▸ OBJECTIVES
1. Repeat the passage on American individualism word for word, starting at "Faced with growing" and ending at "for the better.".
2. Reproduce the rows exactly, starting at the one containing "list each element" and ending at the one containing "chart-title: 网购轻奢侈品的担忧 (160, 18, 304, 38)". Leave the pictures out.

▸ SELECTED EXCERPT
****************************************

American Society and Individualism
Creating the Good Society
By Claire Andre and Manuel Velasquez
In the Good Society, sociologist Robert Bellah and
his coauthors challenge Americans to take a good look at themselves.
Faced with growing homelessness, rising unemployment, crumbling
highways, and impending ecological disaster, our response is
one of apathy, frustration, cynicism, and retreat into our private
worlds. The social problems confronting us today, the authors
argue, are largely the result of failures of our institutions,
and our response, largely the result of our failure to realize
the degree to which our lives are shaped by institutional forces
and the degree to which we, as a democratic society, can shape
these forces for the better.
What prevents Americans from “taking charge” is, according
to the authors, our long and abiding allegiance to “individualism”
— the belief that “the good society” is one in which individuals
are left free to pursue their private satisfactions independently
of others, a pattern of thinking that emphasizes individual
achievement and self-fulfillment.
As the authors point out, this way of thinking about ourselves
and our society can be traced back to our country’s eighteenth
century founders, most notably John Locke: “Locke’s teaching
was one of the most powerful ideologies ever invented, if not
the most powerful. It promised an unheard of degree of individual
freedom, an unlimited opportunity to compete for material well-being,
and an unprecedented limitation on the arbitrary powers of government
to interfere with individual initiative.” Our nation’s founders,
however, assumed that the freedom of individuals to pursue their
own ends would be tempered by a “public spirit” and concern
for the common good that would shape our social institutions:
“The Lockean ideal of the autonomous individual was, in the
eighteenth century, embedded in a complex moral ecology that
included family and church on the one hand and on the other
a vigorous public sphere in which economic initiative, it was
hoped, grew together with public spirit…The eighteenth century
idea of a public was…a discursive community capable of thinking
about the public good.”

****************************************

▸ RECORDS FOR THE EXERCISE
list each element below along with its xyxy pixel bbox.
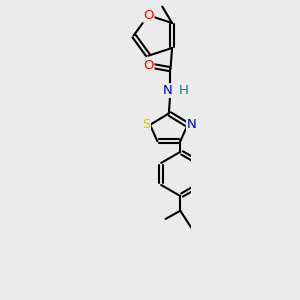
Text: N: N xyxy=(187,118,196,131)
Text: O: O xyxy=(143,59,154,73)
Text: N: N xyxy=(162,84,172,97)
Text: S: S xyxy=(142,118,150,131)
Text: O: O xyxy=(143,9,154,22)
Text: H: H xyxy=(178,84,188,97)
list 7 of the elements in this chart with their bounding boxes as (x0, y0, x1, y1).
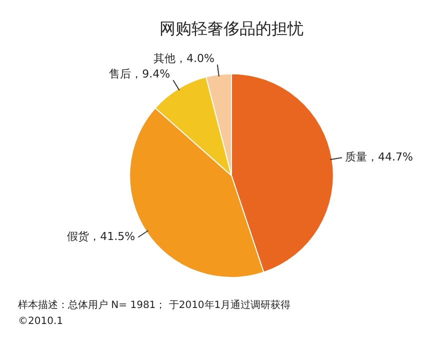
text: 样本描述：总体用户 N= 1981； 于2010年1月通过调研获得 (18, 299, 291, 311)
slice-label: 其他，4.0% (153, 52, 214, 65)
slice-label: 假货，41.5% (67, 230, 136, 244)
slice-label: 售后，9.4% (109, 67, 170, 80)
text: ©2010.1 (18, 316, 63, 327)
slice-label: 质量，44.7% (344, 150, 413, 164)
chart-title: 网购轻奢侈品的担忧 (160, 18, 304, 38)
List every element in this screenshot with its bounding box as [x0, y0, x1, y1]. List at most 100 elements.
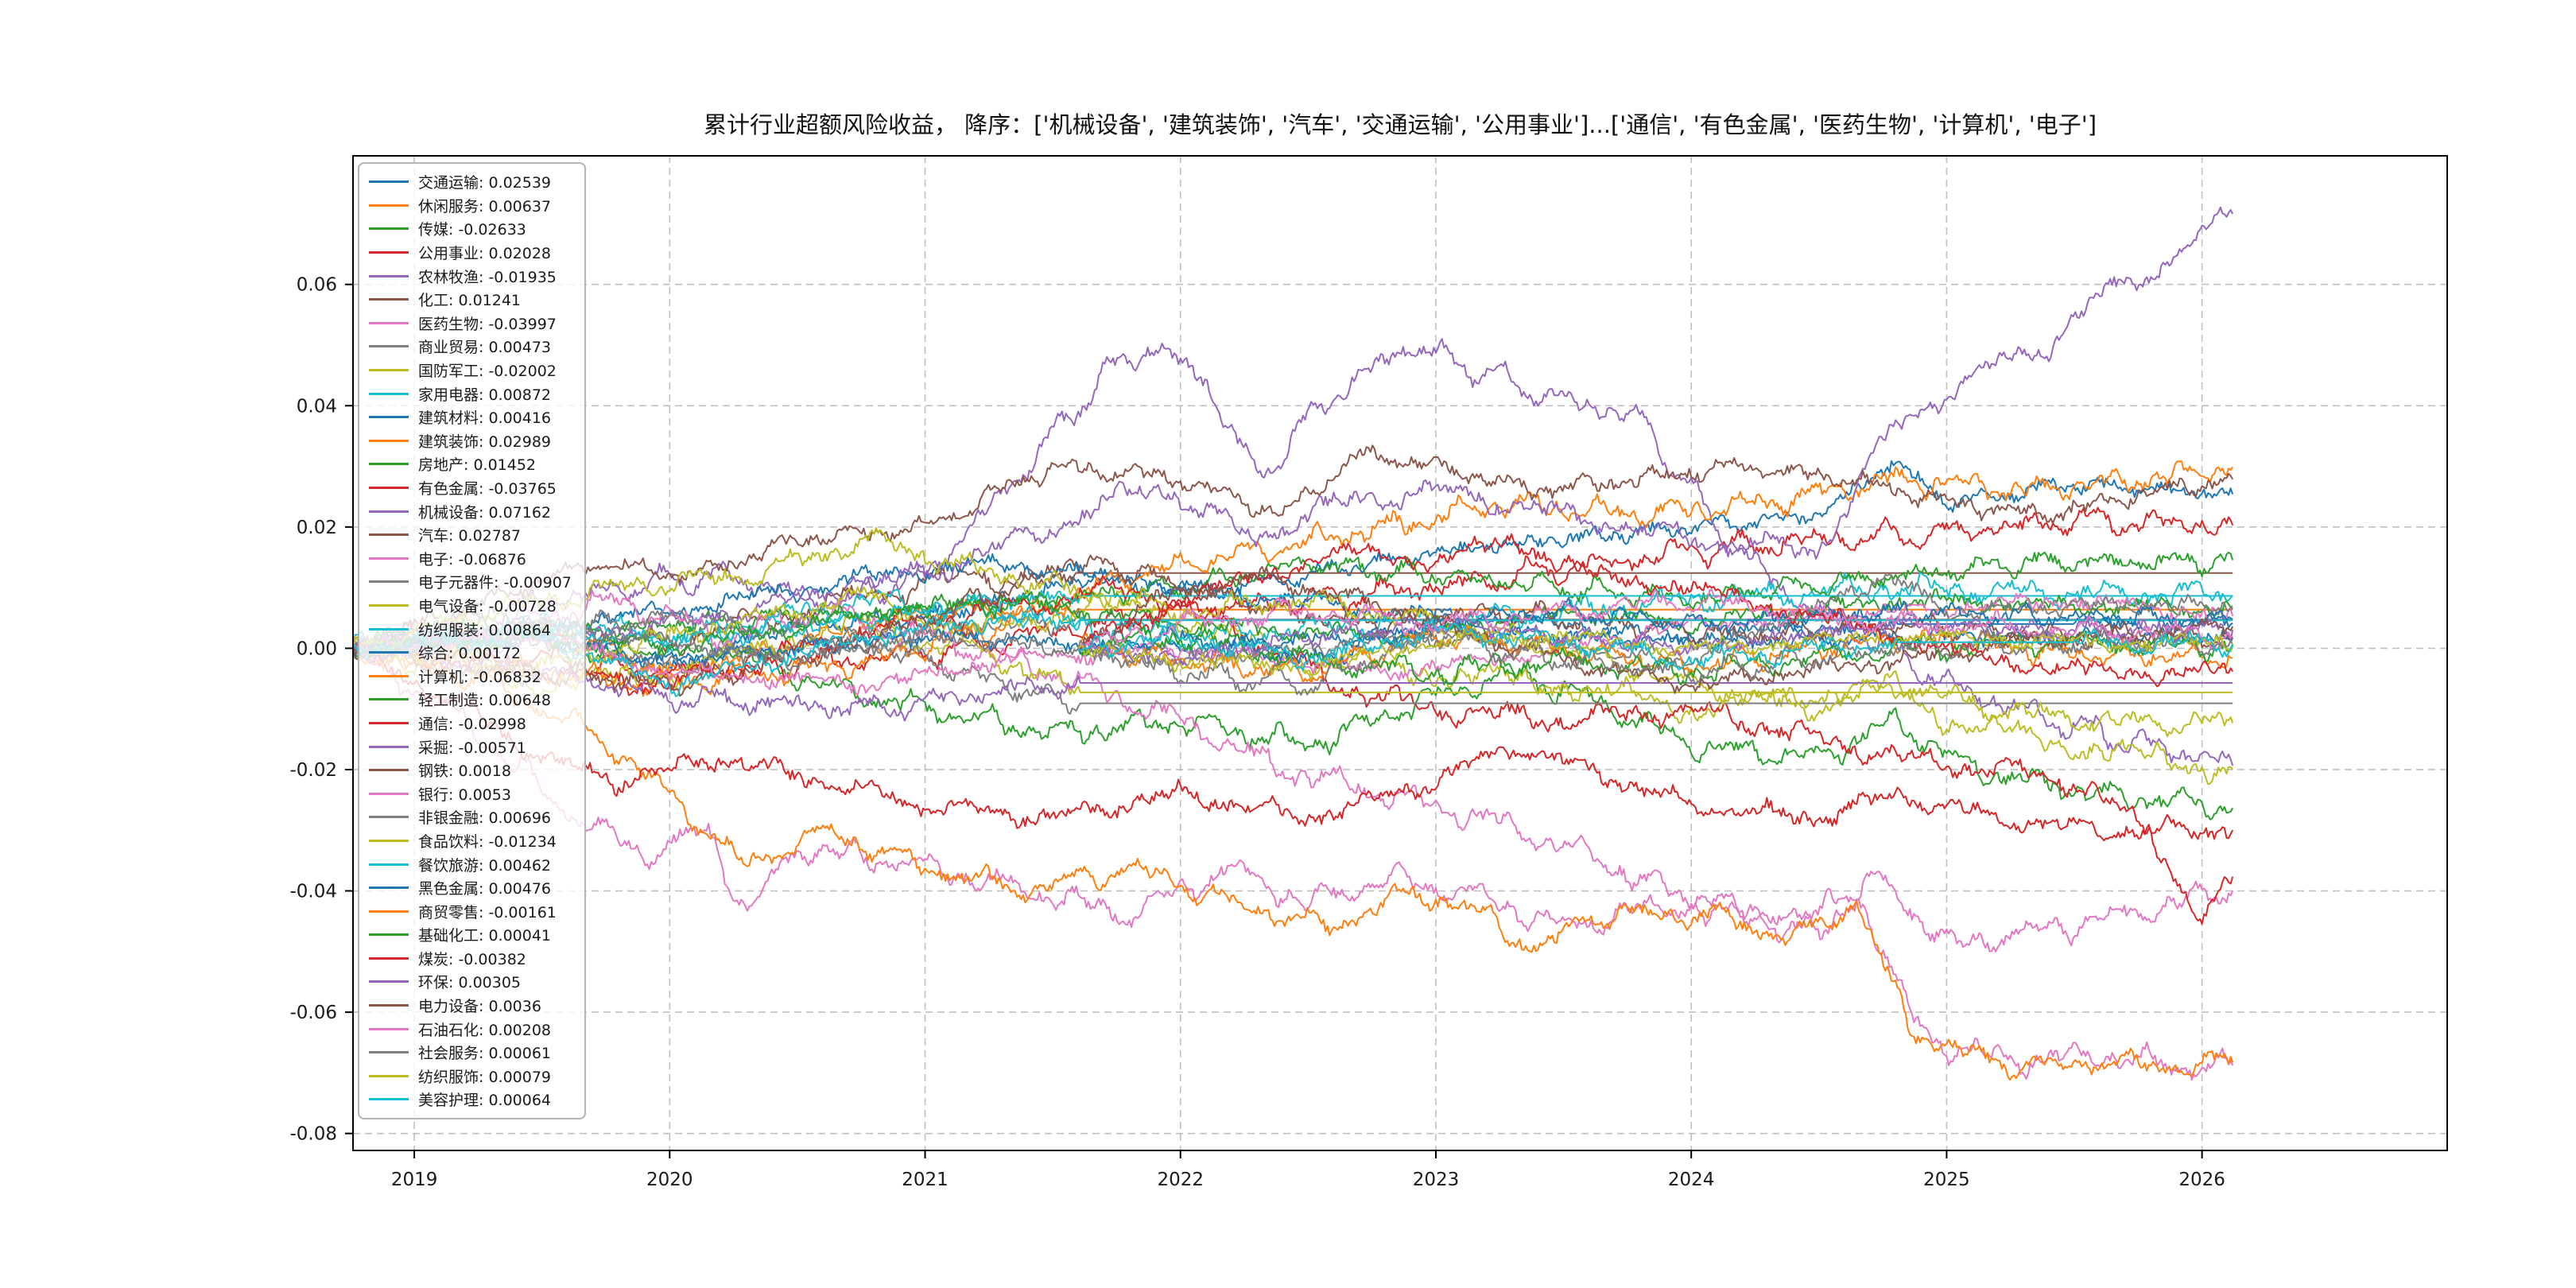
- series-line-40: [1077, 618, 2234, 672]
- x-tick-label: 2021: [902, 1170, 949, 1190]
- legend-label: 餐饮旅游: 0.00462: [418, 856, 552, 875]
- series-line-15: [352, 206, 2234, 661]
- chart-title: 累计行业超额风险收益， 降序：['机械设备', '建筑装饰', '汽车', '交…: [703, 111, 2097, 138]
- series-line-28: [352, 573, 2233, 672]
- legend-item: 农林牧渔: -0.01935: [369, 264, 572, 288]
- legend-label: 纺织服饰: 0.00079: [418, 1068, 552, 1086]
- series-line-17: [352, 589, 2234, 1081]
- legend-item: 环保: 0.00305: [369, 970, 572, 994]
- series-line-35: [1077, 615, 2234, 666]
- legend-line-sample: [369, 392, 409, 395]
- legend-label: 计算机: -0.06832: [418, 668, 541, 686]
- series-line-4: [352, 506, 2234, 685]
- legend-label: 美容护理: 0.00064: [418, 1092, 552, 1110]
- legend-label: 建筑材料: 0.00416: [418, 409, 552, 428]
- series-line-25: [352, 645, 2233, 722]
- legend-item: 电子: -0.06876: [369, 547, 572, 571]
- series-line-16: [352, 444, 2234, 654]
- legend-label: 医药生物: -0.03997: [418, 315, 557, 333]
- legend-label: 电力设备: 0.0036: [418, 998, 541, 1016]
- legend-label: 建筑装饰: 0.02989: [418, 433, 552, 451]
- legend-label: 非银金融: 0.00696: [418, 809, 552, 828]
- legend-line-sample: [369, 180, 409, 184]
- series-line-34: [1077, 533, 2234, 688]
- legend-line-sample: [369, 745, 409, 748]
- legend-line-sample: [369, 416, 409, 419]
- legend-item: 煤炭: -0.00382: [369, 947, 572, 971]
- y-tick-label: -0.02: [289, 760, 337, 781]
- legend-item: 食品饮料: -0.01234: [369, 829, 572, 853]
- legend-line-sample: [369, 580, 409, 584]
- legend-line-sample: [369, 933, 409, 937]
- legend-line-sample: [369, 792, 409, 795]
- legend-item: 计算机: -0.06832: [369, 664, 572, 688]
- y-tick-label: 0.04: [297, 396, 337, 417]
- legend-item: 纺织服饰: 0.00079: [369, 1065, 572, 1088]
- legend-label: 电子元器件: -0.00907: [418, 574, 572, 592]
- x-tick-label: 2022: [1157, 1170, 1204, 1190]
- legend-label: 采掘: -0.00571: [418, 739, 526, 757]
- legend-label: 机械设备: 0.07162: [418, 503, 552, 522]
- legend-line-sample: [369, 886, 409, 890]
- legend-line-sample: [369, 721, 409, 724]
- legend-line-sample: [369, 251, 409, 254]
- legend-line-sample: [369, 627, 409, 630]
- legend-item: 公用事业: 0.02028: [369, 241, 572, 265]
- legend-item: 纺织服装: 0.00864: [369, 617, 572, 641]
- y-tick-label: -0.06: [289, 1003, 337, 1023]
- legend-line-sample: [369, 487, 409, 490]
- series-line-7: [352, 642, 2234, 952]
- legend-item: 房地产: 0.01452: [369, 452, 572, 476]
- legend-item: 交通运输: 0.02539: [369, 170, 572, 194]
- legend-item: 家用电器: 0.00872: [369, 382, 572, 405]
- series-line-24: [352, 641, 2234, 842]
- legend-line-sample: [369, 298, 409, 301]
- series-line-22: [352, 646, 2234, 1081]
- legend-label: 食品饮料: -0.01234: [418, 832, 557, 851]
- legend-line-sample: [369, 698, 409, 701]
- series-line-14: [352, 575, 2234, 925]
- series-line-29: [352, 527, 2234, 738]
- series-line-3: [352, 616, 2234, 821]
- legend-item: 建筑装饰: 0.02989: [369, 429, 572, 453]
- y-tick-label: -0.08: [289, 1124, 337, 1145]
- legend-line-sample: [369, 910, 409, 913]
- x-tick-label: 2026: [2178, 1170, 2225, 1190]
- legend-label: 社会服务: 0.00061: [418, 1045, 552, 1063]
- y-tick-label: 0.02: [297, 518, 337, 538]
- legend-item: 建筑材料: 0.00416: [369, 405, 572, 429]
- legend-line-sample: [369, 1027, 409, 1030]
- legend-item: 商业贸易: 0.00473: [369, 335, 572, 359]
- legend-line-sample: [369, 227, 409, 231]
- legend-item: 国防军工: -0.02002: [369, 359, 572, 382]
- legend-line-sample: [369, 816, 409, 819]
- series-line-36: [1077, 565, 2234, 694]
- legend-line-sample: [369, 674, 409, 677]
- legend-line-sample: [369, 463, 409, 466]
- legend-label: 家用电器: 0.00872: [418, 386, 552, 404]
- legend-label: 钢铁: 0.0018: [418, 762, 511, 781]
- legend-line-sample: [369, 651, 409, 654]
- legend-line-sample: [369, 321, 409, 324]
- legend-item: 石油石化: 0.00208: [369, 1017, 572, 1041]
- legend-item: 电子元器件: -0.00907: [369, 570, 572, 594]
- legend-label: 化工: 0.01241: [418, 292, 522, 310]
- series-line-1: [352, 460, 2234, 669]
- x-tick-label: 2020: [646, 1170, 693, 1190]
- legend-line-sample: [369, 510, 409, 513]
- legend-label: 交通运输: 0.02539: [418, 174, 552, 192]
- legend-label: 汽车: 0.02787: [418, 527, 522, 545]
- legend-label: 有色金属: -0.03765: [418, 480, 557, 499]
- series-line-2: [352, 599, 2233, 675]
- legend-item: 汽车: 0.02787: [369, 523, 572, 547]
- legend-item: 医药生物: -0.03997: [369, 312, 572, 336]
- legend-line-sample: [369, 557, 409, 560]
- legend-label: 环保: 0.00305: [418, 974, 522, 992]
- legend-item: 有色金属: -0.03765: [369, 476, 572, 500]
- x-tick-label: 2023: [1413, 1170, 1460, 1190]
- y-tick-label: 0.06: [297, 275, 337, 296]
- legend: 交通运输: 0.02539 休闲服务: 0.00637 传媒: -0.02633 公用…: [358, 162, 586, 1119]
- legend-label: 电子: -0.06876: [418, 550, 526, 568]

****************************************

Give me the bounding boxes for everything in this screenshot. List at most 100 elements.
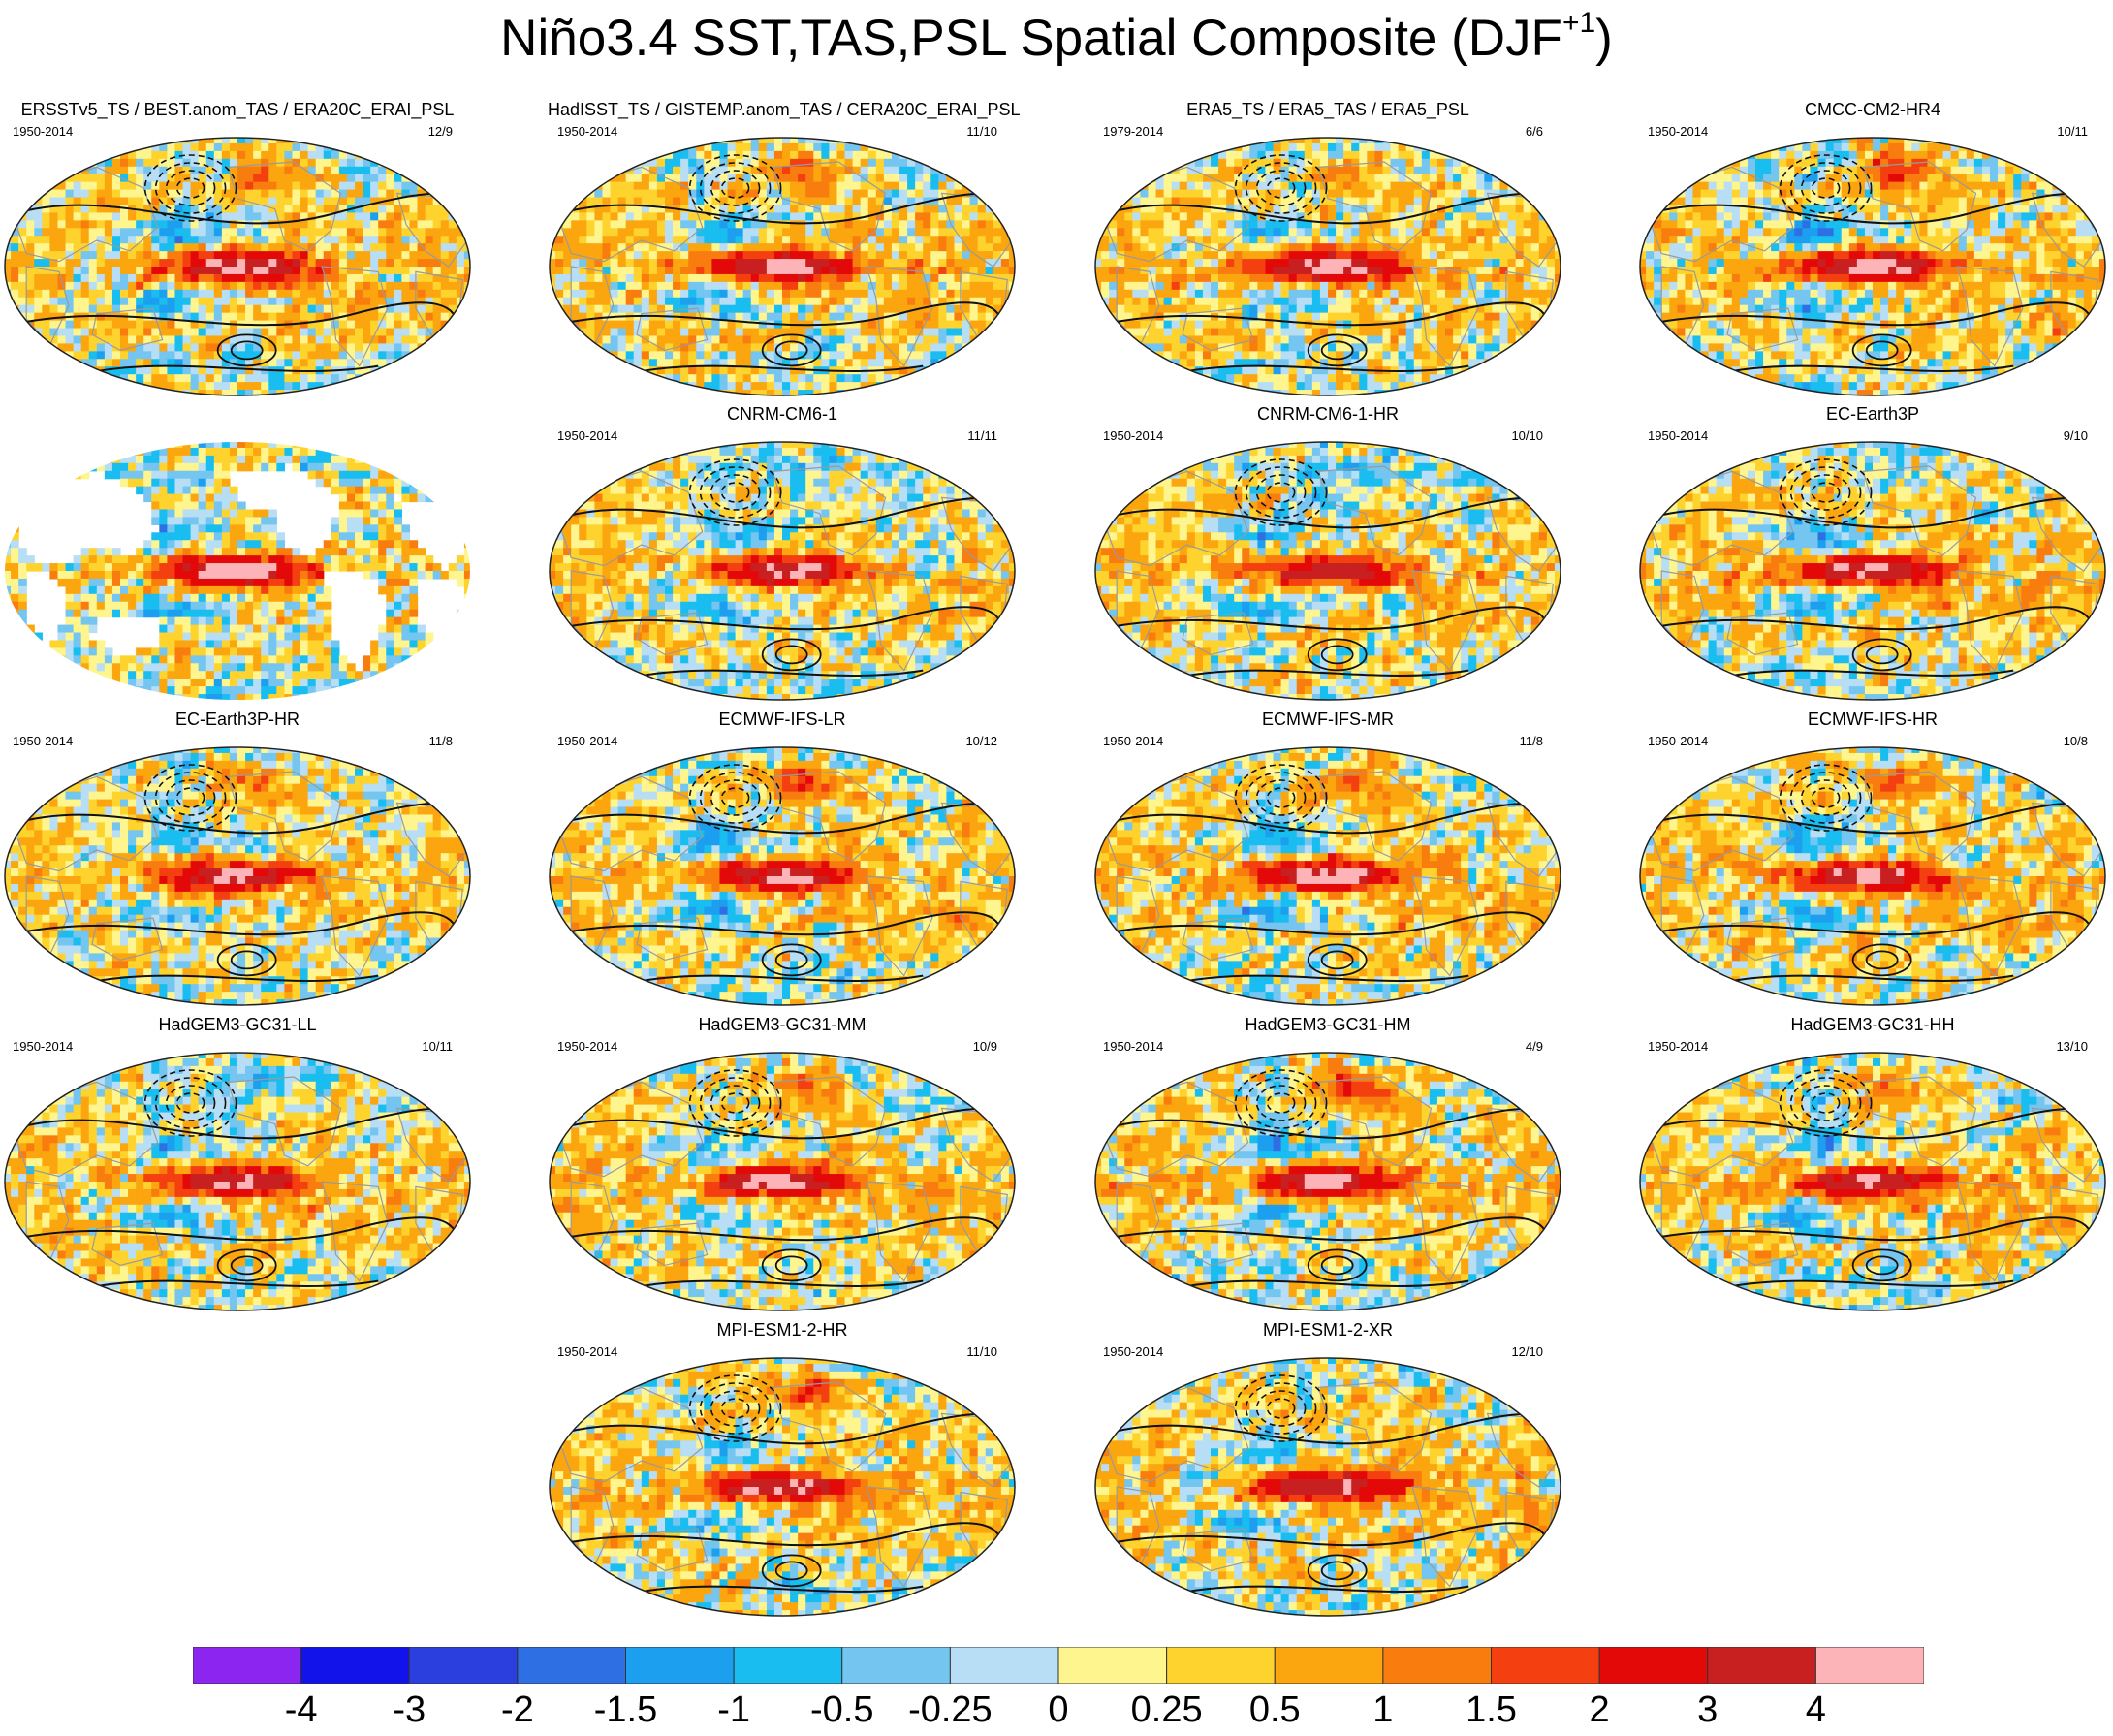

****************************************

▸ RESULTS OF THE EXERCISE
1.
Faced with growing homelessness, rising unemployment, crumbling
highways, and impending ecological disaster, our response is
one of apathy, frustration, cynicism, and retreat into our private
worlds. The social problems confronting us today, the authors
argue, are largely the result of failures of our institutions,
and our response, largely the result of our failure to realize
the degree to which our lives are shaped by institutional forces
and the degree to which we, as a democratic society, can shape
these forces for the better.

2.
list each element below along with its xyxy pixel bbox.
Text: N: N xyxy=(187,118,196,131)
Text: O: O xyxy=(143,59,154,73)
Text: N: N xyxy=(162,84,172,97)
Text: S: S xyxy=(142,118,150,131)
Text: O: O xyxy=(143,9,154,22)
Text: H: H xyxy=(178,84,188,97)
list 7 of the elements in this chart with their bounding boxes as (x0, y0, x1, y1).
text: 样本描述：总体用户 N= 1981； 于2010年1月通过调研获得 (18, 299, 291, 311)
slice-label: 其他，4.0% (153, 52, 214, 65)
slice-label: 假货，41.5% (67, 230, 136, 244)
slice-label: 售后，9.4% (109, 67, 170, 80)
text: ©2010.1 (18, 316, 63, 327)
slice-label: 质量，44.7% (344, 150, 413, 164)
chart-title: 网购轻奢侈品的担忧 (160, 18, 304, 38)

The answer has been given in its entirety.